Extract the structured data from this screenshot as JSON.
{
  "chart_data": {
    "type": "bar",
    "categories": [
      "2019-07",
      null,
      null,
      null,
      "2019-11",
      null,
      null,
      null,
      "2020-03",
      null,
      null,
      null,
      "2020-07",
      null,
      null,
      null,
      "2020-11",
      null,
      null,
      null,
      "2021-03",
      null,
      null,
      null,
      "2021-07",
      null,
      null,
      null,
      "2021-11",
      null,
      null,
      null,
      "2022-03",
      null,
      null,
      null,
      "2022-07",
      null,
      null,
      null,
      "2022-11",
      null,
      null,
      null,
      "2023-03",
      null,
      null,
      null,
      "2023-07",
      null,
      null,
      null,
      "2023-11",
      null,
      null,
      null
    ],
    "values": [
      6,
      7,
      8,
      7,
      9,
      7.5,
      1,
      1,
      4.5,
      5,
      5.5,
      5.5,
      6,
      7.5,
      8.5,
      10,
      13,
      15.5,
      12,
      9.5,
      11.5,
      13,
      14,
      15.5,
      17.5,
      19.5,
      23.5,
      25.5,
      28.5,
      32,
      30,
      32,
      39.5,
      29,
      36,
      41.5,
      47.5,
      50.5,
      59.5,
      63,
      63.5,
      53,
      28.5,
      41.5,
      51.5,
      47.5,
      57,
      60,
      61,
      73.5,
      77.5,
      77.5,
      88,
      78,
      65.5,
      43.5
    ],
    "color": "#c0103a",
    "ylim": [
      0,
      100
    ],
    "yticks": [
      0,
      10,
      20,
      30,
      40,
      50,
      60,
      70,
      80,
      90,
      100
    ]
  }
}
◇ ◇ ◇
Recopy the whole listing exactly.

Extract the structured data from this screenshot as JSON.
{
  "chart_data": {
    "type": "bar",
    "categories": [
      "2019-07",
      null,
      null,
      null,
      "2019-11",
      null,
      null,
      null,
      "2020-03",
      null,
      null,
      null,
      "2020-07",
      null,
      null,
      null,
      "2020-11",
      null,
      null,
      null,
      "2021-03",
      null,
      null,
      null,
      "2021-07",
      null,
      null,
      null,
      "2021-11",
      null,
      null,
      null,
      "2022-03",
      null,
      null,
      null,
      "2022-07",
      null,
      null,
      null,
      "2022-11",
      null,
      null,
      null,
      "2023-03",
      null,
      null,
      null,
      "2023-07",
      null,
      null,
      null,
      "2023-11",
      null,
      null,
      null
    ],
    "values": [
      6,
      7,
      8,
      7,
      9,
      7.5,
      1,
      1,
      4.5,
      5,
      5.5,
      5.5,
      6,
      7.5,
      8.5,
      10,
      13,
      15.5,
      12,
      9.5,
      11.5,
      13,
      14,
      15.5,
      17.5,
      19.5,
      23.5,
      25.5,
      28.5,
      32,
      30,
      32,
      39.5,
      29,
      36,
      41.5,
      47.5,
      50.5,
      59.5,
      63,
      63.5,
      53,
      28.5,
      41.5,
      51.5,
      47.5,
      57,
      60,
      61,
      73.5,
      77.5,
      77.5,
      88,
      78,
      65.5,
      43.5
    ],
    "color": "#c0103a",
    "ylim": [
      0,
      100
    ],
    "yticks": [
      0,
      10,
      20,
      30,
      40,
      50,
      60,
      70,
      80,
      90,
      100
    ]
  }
}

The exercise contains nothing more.